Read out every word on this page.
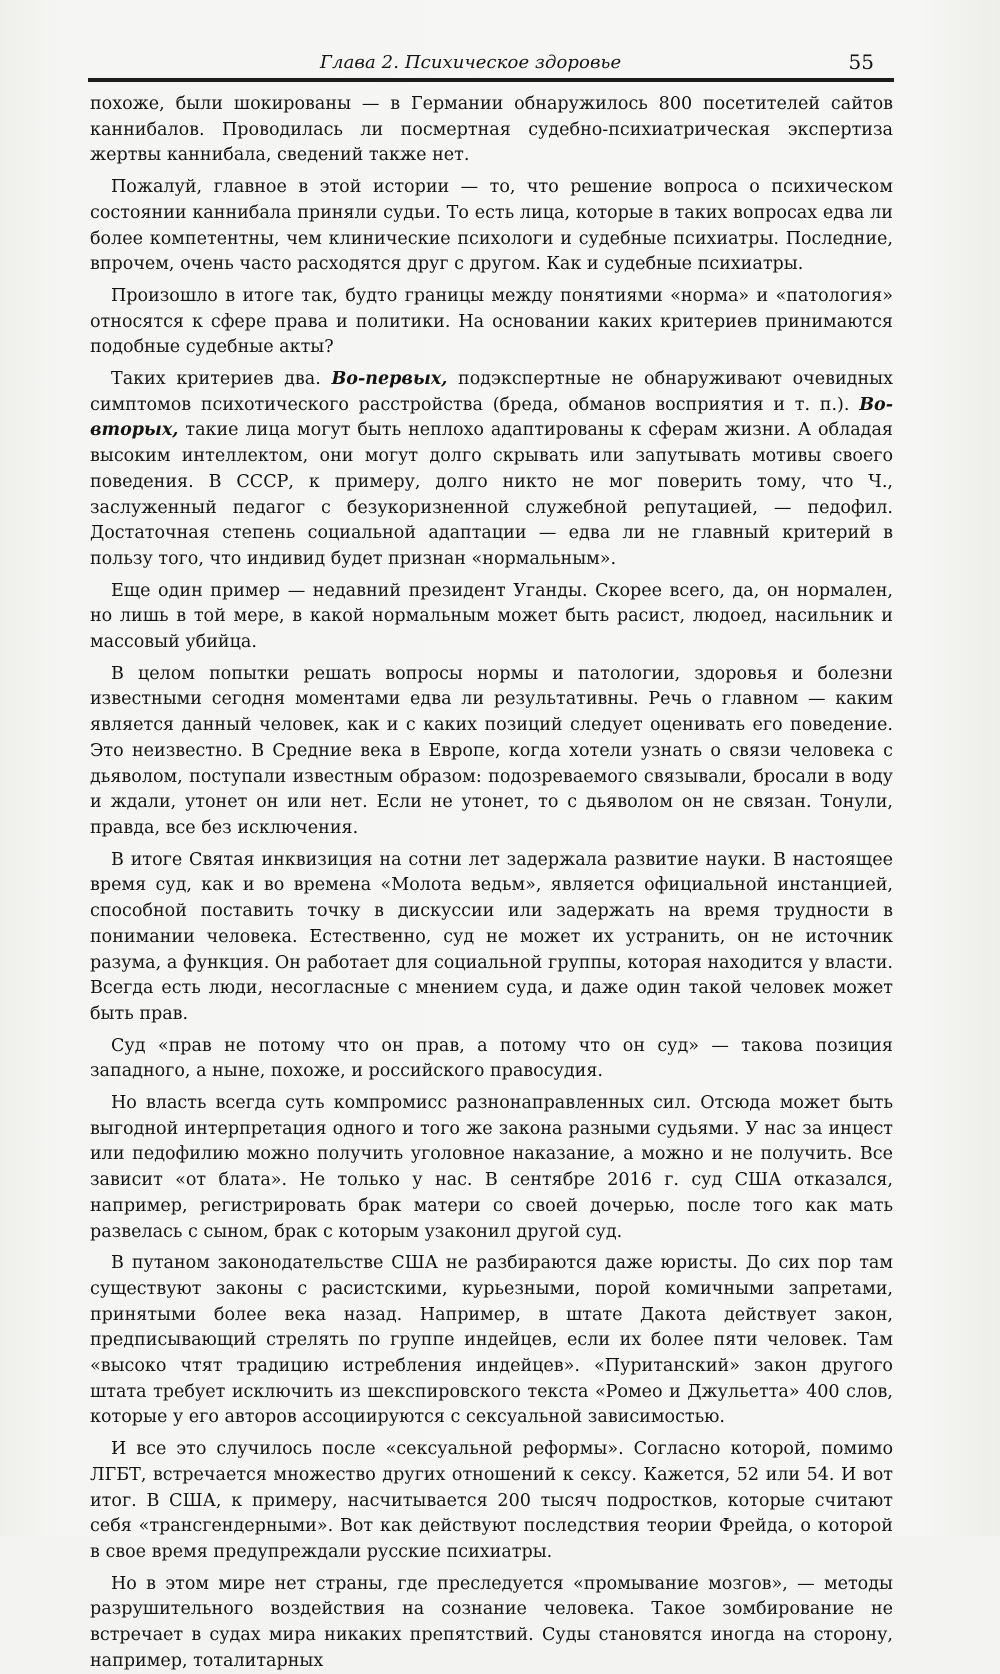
Глава 2. Психическое здоровье	55

похоже, были шокированы — в Германии обнаружилось 800 посетителей сайтов каннибалов. Проводилась ли посмертная судебно-психиатрическая экспертиза жертвы каннибала, сведений также нет.

Пожалуй, главное в этой истории — то, что решение вопроса о психическом состоянии каннибала приняли судьи. То есть лица, которые в таких вопросах едва ли более компетентны, чем клинические психологи и судебные психиатры. Последние, впрочем, очень часто расходятся друг с другом. Как и судебные психиатры.

Произошло в итоге так, будто границы между понятиями «норма» и «патология» относятся к сфере права и политики. На основании каких критериев принимаются подобные судебные акты?

Таких критериев два. Во-первых, подэкспертные не обнаруживают очевидных симптомов психотического расстройства (бреда, обманов восприятия и т. п.). Во-вторых, такие лица могут быть неплохо адаптированы к сферам жизни. А обладая высоким интеллектом, они могут долго скрывать или запутывать мотивы своего поведения. В СССР, к примеру, долго никто не мог поверить тому, что Ч., заслуженный педагог с безукоризненной служебной репутацией, — педофил. Достаточная степень социальной адаптации — едва ли не главный критерий в пользу того, что индивид будет признан «нормальным».

Еще один пример — недавний президент Уганды. Скорее всего, да, он нормален, но лишь в той мере, в какой нормальным может быть расист, людоед, насильник и массовый убийца.

В целом попытки решать вопросы нормы и патологии, здоровья и болезни известными сегодня моментами едва ли результативны. Речь о главном — каким является данный человек, как и с каких позиций следует оценивать его поведение. Это неизвестно. В Средние века в Европе, когда хотели узнать о связи человека с дьяволом, поступали известным образом: подозреваемого связывали, бросали в воду и ждали, утонет он или нет. Если не утонет, то с дьяволом он не связан. Тонули, правда, все без исключения.

В итоге Святая инквизиция на сотни лет задержала развитие науки. В настоящее время суд, как и во времена «Молота ведьм», является официальной инстанцией, способной поставить точку в дискуссии или задержать на время трудности в понимании человека. Естественно, суд не может их устранить, он не источник разума, а функция. Он работает для социальной группы, которая находится у власти. Всегда есть люди, несогласные с мнением суда, и даже один такой человек может быть прав.

Суд «прав не потому что он прав, а потому что он суд» — такова позиция западного, а ныне, похоже, и российского правосудия.

Но власть всегда суть компромисс разнонаправленных сил. Отсюда может быть выгодной интерпретация одного и того же закона разными судьями. У нас за инцест или педофилию можно получить уголовное наказание, а можно и не получить. Все зависит «от блата». Не только у нас. В сентябре 2016 г. суд США отказался, например, регистрировать брак матери со своей дочерью, после того как мать развелась с сыном, брак с которым узаконил другой суд.

В путаном законодательстве США не разбираются даже юристы. До сих пор там существуют законы с расистскими, курьезными, порой комичными запретами, принятыми более века назад. Например, в штате Дакота действует закон, предписывающий стрелять по группе индейцев, если их более пяти человек. Там «высоко чтят традицию истребления индейцев». «Пуританский» закон другого штата требует исключить из шекспировского текста «Ромео и Джульетта» 400 слов, которые у его авторов ассоциируются с сексуальной зависимостью.

И все это случилось после «сексуальной реформы». Согласно которой, помимо ЛГБТ, встречается множество других отношений к сексу. Кажется, 52 или 54. И вот итог. В США, к примеру, насчитывается 200 тысяч подростков, которые считают себя «трансгендерными». Вот как действуют последствия теории Фрейда, о которой в свое время предупреждали русские психиатры.

Но в этом мире нет страны, где преследуется «промывание мозгов», — методы разрушительного воздействия на сознание человека. Такое зомбирование не встречает в судах мира никаких препятствий. Суды становятся иногда на сторону, например, тоталитарных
━━━━━━
Your goal
Without the pictures, return the entries exactly as they appear.

Solution below
Read out every word on this page.
Глава 2. Психическое здоровье	55

похоже, были шокированы — в Германии обнаружилось 800 посетителей сайтов каннибалов. Проводилась ли посмертная судебно-психиатрическая экспертиза жертвы каннибала, сведений также нет.

Пожалуй, главное в этой истории — то, что решение вопроса о психическом состоянии каннибала приняли судьи. То есть лица, которые в таких вопросах едва ли более компетентны, чем клинические психологи и судебные психиатры. Последние, впрочем, очень часто расходятся друг с другом. Как и судебные психиатры.

Произошло в итоге так, будто границы между понятиями «норма» и «патология» относятся к сфере права и политики. На основании каких критериев принимаются подобные судебные акты?

Таких критериев два. Во-первых, подэкспертные не обнаруживают очевидных симптомов психотического расстройства (бреда, обманов восприятия и т. п.). Во-вторых, такие лица могут быть неплохо адаптированы к сферам жизни. А обладая высоким интеллектом, они могут долго скрывать или запутывать мотивы своего поведения. В СССР, к примеру, долго никто не мог поверить тому, что Ч., заслуженный педагог с безукоризненной служебной репутацией, — педофил. Достаточная степень социальной адаптации — едва ли не главный критерий в пользу того, что индивид будет признан «нормальным».

Еще один пример — недавний президент Уганды. Скорее всего, да, он нормален, но лишь в той мере, в какой нормальным может быть расист, людоед, насильник и массовый убийца.

В целом попытки решать вопросы нормы и патологии, здоровья и болезни известными сегодня моментами едва ли результативны. Речь о главном — каким является данный человек, как и с каких позиций следует оценивать его поведение. Это неизвестно. В Средние века в Европе, когда хотели узнать о связи человека с дьяволом, поступали известным образом: подозреваемого связывали, бросали в воду и ждали, утонет он или нет. Если не утонет, то с дьяволом он не связан. Тонули, правда, все без исключения.

В итоге Святая инквизиция на сотни лет задержала развитие науки. В настоящее время суд, как и во времена «Молота ведьм», является официальной инстанцией, способной поставить точку в дискуссии или задержать на время трудности в понимании человека. Естественно, суд не может их устранить, он не источник разума, а функция. Он работает для социальной группы, которая находится у власти. Всегда есть люди, несогласные с мнением суда, и даже один такой человек может быть прав.

Суд «прав не потому что он прав, а потому что он суд» — такова позиция западного, а ныне, похоже, и российского правосудия.

Но власть всегда суть компромисс разнонаправленных сил. Отсюда может быть выгодной интерпретация одного и того же закона разными судьями. У нас за инцест или педофилию можно получить уголовное наказание, а можно и не получить. Все зависит «от блата». Не только у нас. В сентябре 2016 г. суд США отказался, например, регистрировать брак матери со своей дочерью, после того как мать развелась с сыном, брак с которым узаконил другой суд.

В путаном законодательстве США не разбираются даже юристы. До сих пор там существуют законы с расистскими, курьезными, порой комичными запретами, принятыми более века назад. Например, в штате Дакота действует закон, предписывающий стрелять по группе индейцев, если их более пяти человек. Там «высоко чтят традицию истребления индейцев». «Пуританский» закон другого штата требует исключить из шекспировского текста «Ромео и Джульетта» 400 слов, которые у его авторов ассоциируются с сексуальной зависимостью.

И все это случилось после «сексуальной реформы». Согласно которой, помимо ЛГБТ, встречается множество других отношений к сексу. Кажется, 52 или 54. И вот итог. В США, к примеру, насчитывается 200 тысяч подростков, которые считают себя «трансгендерными». Вот как действуют последствия теории Фрейда, о которой в свое время предупреждали русские психиатры.

Но в этом мире нет страны, где преследуется «промывание мозгов», — методы разрушительного воздействия на сознание человека. Такое зомбирование не встречает в судах мира никаких препятствий. Суды становятся иногда на сторону, например, тоталитарных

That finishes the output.